→ Description of the task:
Reproduce the listing below without any change.

(Stored records)

□ □ □ □ □ □ □

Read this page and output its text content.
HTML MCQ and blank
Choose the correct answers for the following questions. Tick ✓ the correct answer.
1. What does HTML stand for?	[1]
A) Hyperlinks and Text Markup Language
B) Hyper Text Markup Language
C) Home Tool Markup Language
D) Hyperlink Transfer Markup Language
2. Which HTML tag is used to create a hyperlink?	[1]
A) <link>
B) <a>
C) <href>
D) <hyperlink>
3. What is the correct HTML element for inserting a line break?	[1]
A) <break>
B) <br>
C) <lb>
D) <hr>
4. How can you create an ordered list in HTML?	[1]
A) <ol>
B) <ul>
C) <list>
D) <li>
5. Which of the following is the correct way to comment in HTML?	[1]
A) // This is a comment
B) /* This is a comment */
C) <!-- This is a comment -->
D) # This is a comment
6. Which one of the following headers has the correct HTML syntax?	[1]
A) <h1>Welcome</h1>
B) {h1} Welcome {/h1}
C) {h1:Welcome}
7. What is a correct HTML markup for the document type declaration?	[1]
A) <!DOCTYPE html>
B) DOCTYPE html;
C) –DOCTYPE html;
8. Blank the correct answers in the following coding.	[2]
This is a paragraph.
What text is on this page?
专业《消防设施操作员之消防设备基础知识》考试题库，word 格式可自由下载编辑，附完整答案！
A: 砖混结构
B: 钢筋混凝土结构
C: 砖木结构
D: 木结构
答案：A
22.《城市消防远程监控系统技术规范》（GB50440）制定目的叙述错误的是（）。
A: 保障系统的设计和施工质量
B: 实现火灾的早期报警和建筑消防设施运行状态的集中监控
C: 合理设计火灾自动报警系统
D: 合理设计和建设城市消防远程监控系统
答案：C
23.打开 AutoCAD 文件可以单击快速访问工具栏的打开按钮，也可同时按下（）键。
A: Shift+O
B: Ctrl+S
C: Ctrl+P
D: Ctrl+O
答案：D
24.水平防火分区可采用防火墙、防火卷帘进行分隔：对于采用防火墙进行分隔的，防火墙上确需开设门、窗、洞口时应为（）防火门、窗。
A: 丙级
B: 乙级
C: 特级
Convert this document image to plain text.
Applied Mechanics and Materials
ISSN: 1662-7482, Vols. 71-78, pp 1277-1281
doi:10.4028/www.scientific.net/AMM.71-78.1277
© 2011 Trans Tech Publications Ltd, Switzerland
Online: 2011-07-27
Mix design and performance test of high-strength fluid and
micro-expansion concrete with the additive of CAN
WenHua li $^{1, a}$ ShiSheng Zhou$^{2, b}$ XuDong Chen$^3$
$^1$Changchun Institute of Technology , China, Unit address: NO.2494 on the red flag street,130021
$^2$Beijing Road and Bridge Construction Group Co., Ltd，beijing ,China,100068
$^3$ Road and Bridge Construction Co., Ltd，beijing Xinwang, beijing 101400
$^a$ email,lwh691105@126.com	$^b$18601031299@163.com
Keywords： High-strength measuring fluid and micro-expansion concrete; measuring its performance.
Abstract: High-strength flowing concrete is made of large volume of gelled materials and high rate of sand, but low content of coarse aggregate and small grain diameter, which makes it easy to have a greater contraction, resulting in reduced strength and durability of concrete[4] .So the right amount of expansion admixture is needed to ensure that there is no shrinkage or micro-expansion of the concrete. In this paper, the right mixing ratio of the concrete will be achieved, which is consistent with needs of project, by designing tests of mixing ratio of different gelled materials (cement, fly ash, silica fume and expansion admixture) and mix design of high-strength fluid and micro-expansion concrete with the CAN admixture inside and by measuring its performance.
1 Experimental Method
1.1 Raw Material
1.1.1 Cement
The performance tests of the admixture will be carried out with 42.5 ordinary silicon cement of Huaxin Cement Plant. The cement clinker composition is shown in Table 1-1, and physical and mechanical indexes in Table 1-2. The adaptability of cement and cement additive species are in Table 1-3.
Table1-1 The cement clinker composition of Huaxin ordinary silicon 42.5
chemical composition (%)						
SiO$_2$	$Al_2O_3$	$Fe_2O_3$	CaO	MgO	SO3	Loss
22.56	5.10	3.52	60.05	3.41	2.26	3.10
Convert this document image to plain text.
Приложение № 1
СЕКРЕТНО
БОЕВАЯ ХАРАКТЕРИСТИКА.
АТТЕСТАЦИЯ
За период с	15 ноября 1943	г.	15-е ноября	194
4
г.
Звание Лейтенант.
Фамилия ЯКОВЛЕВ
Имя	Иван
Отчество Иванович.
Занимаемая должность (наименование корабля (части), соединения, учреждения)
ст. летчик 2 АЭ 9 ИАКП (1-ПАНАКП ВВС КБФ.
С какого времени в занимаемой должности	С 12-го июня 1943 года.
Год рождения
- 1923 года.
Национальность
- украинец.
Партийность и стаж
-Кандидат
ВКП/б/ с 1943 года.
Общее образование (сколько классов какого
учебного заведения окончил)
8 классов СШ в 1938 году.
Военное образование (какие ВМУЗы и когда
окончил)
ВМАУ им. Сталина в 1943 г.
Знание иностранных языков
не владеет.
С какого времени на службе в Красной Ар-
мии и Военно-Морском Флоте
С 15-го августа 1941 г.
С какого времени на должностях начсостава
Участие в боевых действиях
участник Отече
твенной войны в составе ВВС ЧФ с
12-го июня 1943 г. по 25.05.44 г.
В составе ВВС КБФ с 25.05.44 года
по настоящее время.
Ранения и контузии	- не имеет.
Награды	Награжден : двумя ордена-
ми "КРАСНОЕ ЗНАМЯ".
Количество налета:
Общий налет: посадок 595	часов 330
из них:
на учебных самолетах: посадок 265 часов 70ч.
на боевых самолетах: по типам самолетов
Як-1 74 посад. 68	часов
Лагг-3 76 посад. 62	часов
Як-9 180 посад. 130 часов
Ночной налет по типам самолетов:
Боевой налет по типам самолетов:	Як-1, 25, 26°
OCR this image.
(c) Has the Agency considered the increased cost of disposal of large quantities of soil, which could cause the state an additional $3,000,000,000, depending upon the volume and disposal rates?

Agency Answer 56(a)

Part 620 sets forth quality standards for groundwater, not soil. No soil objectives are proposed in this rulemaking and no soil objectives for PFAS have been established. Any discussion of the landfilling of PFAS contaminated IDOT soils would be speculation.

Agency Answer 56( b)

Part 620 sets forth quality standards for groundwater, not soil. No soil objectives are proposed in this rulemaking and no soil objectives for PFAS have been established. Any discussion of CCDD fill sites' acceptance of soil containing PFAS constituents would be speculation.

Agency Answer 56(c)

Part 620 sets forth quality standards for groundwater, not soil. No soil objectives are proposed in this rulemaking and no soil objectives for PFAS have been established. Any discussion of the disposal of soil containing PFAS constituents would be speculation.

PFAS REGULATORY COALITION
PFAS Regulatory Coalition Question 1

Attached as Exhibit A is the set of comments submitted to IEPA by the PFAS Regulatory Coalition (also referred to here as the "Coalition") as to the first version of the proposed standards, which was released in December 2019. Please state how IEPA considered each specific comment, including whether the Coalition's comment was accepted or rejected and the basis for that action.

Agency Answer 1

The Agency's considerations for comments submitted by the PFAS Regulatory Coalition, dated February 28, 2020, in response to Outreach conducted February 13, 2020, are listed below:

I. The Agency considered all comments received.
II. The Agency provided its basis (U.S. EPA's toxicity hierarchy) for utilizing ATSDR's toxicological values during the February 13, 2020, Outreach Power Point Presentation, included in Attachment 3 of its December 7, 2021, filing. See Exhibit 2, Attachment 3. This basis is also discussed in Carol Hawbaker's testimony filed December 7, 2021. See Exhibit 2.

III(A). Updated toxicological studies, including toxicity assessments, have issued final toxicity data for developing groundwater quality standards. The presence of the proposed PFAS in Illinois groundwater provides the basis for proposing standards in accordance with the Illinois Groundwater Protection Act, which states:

□ □ □ □ □ □ □

→ Reply to the task:
Read this page and output its text content.
HTML MCQ and blank
Choose the correct answers for the following questions. Tick ✓ the correct answer.
1. What does HTML stand for?	[1]
A) Hyperlinks and Text Markup Language
B) Hyper Text Markup Language
C) Home Tool Markup Language
D) Hyperlink Transfer Markup Language
2. Which HTML tag is used to create a hyperlink?	[1]
A) <link>
B) <a>
C) <href>
D) <hyperlink>
3. What is the correct HTML element for inserting a line break?	[1]
A) <break>
B) <br>
C) <lb>
D) <hr>
4. How can you create an ordered list in HTML?	[1]
A) <ol>
B) <ul>
C) <list>
D) <li>
5. Which of the following is the correct way to comment in HTML?	[1]
A) // This is a comment
B) /* This is a comment */
C) <!-- This is a comment -->
D) # This is a comment
6. Which one of the following headers has the correct HTML syntax?	[1]
A) <h1>Welcome</h1>
B) {h1} Welcome {/h1}
C) {h1:Welcome}
7. What is a correct HTML markup for the document type declaration?	[1]
A) <!DOCTYPE html>
B) DOCTYPE html;
C) –DOCTYPE html;
8. Blank the correct answers in the following coding.	[2]
This is a paragraph.
What text is on this page?
专业《消防设施操作员之消防设备基础知识》考试题库，word 格式可自由下载编辑，附完整答案！
A: 砖混结构
B: 钢筋混凝土结构
C: 砖木结构
D: 木结构
答案：A
22.《城市消防远程监控系统技术规范》（GB50440）制定目的叙述错误的是（）。
A: 保障系统的设计和施工质量
B: 实现火灾的早期报警和建筑消防设施运行状态的集中监控
C: 合理设计火灾自动报警系统
D: 合理设计和建设城市消防远程监控系统
答案：C
23.打开 AutoCAD 文件可以单击快速访问工具栏的打开按钮，也可同时按下（）键。
A: Shift+O
B: Ctrl+S
C: Ctrl+P
D: Ctrl+O
答案：D
24.水平防火分区可采用防火墙、防火卷帘进行分隔：对于采用防火墙进行分隔的，防火墙上确需开设门、窗、洞口时应为（）防火门、窗。
A: 丙级
B: 乙级
C: 特级
Convert this document image to plain text.
Applied Mechanics and Materials
ISSN: 1662-7482, Vols. 71-78, pp 1277-1281
doi:10.4028/www.scientific.net/AMM.71-78.1277
© 2011 Trans Tech Publications Ltd, Switzerland
Online: 2011-07-27
Mix design and performance test of high-strength fluid and
micro-expansion concrete with the additive of CAN
WenHua li $^{1, a}$ ShiSheng Zhou$^{2, b}$ XuDong Chen$^3$
$^1$Changchun Institute of Technology , China, Unit address: NO.2494 on the red flag street,130021
$^2$Beijing Road and Bridge Construction Group Co., Ltd，beijing ,China,100068
$^3$ Road and Bridge Construction Co., Ltd，beijing Xinwang, beijing 101400
$^a$ email,lwh691105@126.com	$^b$18601031299@163.com
Keywords： High-strength measuring fluid and micro-expansion concrete; measuring its performance.
Abstract: High-strength flowing concrete is made of large volume of gelled materials and high rate of sand, but low content of coarse aggregate and small grain diameter, which makes it easy to have a greater contraction, resulting in reduced strength and durability of concrete[4] .So the right amount of expansion admixture is needed to ensure that there is no shrinkage or micro-expansion of the concrete. In this paper, the right mixing ratio of the concrete will be achieved, which is consistent with needs of project, by designing tests of mixing ratio of different gelled materials (cement, fly ash, silica fume and expansion admixture) and mix design of high-strength fluid and micro-expansion concrete with the CAN admixture inside and by measuring its performance.
1 Experimental Method
1.1 Raw Material
1.1.1 Cement
The performance tests of the admixture will be carried out with 42.5 ordinary silicon cement of Huaxin Cement Plant. The cement clinker composition is shown in Table 1-1, and physical and mechanical indexes in Table 1-2. The adaptability of cement and cement additive species are in Table 1-3.
Table1-1 The cement clinker composition of Huaxin ordinary silicon 42.5
chemical composition (%)						
SiO$_2$	$Al_2O_3$	$Fe_2O_3$	CaO	MgO	SO3	Loss
22.56	5.10	3.52	60.05	3.41	2.26	3.10
Convert this document image to plain text.
Приложение № 1
СЕКРЕТНО
БОЕВАЯ ХАРАКТЕРИСТИКА.
АТТЕСТАЦИЯ
За период с	15 ноября 1943	г.	15-е ноября	194
4
г.
Звание Лейтенант.
Фамилия ЯКОВЛЕВ
Имя	Иван
Отчество Иванович.
Занимаемая должность (наименование корабля (части), соединения, учреждения)
ст. летчик 2 АЭ 9 ИАКП (1-ПАНАКП ВВС КБФ.
С какого времени в занимаемой должности	С 12-го июня 1943 года.
Год рождения
- 1923 года.
Национальность
- украинец.
Партийность и стаж
-Кандидат
ВКП/б/ с 1943 года.
Общее образование (сколько классов какого
учебного заведения окончил)
8 классов СШ в 1938 году.
Военное образование (какие ВМУЗы и когда
окончил)
ВМАУ им. Сталина в 1943 г.
Знание иностранных языков
не владеет.
С какого времени на службе в Красной Ар-
мии и Военно-Морском Флоте
С 15-го августа 1941 г.
С какого времени на должностях начсостава
Участие в боевых действиях
участник Отече
твенной войны в составе ВВС ЧФ с
12-го июня 1943 г. по 25.05.44 г.
В составе ВВС КБФ с 25.05.44 года
по настоящее время.
Ранения и контузии	- не имеет.
Награды	Награжден : двумя ордена-
ми "КРАСНОЕ ЗНАМЯ".
Количество налета:
Общий налет: посадок 595	часов 330
из них:
на учебных самолетах: посадок 265 часов 70ч.
на боевых самолетах: по типам самолетов
Як-1 74 посад. 68	часов
Лагг-3 76 посад. 62	часов
Як-9 180 посад. 130 часов
Ночной налет по типам самолетов:
Боевой налет по типам самолетов:	Як-1, 25, 26°
OCR this image.
(c) Has the Agency considered the increased cost of disposal of large quantities of soil, which could cause the state an additional $3,000,000,000, depending upon the volume and disposal rates?

Agency Answer 56(a)

Part 620 sets forth quality standards for groundwater, not soil. No soil objectives are proposed in this rulemaking and no soil objectives for PFAS have been established. Any discussion of the landfilling of PFAS contaminated IDOT soils would be speculation.

Agency Answer 56( b)

Part 620 sets forth quality standards for groundwater, not soil. No soil objectives are proposed in this rulemaking and no soil objectives for PFAS have been established. Any discussion of CCDD fill sites' acceptance of soil containing PFAS constituents would be speculation.

Agency Answer 56(c)

Part 620 sets forth quality standards for groundwater, not soil. No soil objectives are proposed in this rulemaking and no soil objectives for PFAS have been established. Any discussion of the disposal of soil containing PFAS constituents would be speculation.

PFAS REGULATORY COALITION
PFAS Regulatory Coalition Question 1

Attached as Exhibit A is the set of comments submitted to IEPA by the PFAS Regulatory Coalition (also referred to here as the "Coalition") as to the first version of the proposed standards, which was released in December 2019. Please state how IEPA considered each specific comment, including whether the Coalition's comment was accepted or rejected and the basis for that action.

Agency Answer 1

The Agency's considerations for comments submitted by the PFAS Regulatory Coalition, dated February 28, 2020, in response to Outreach conducted February 13, 2020, are listed below:

I. The Agency considered all comments received.
II. The Agency provided its basis (U.S. EPA's toxicity hierarchy) for utilizing ATSDR's toxicological values during the February 13, 2020, Outreach Power Point Presentation, included in Attachment 3 of its December 7, 2021, filing. See Exhibit 2, Attachment 3. This basis is also discussed in Carol Hawbaker's testimony filed December 7, 2021. See Exhibit 2.

III(A). Updated toxicological studies, including toxicity assessments, have issued final toxicity data for developing groundwater quality standards. The presence of the proposed PFAS in Illinois groundwater provides the basis for proposing standards in accordance with the Illinois Groundwater Protection Act, which states:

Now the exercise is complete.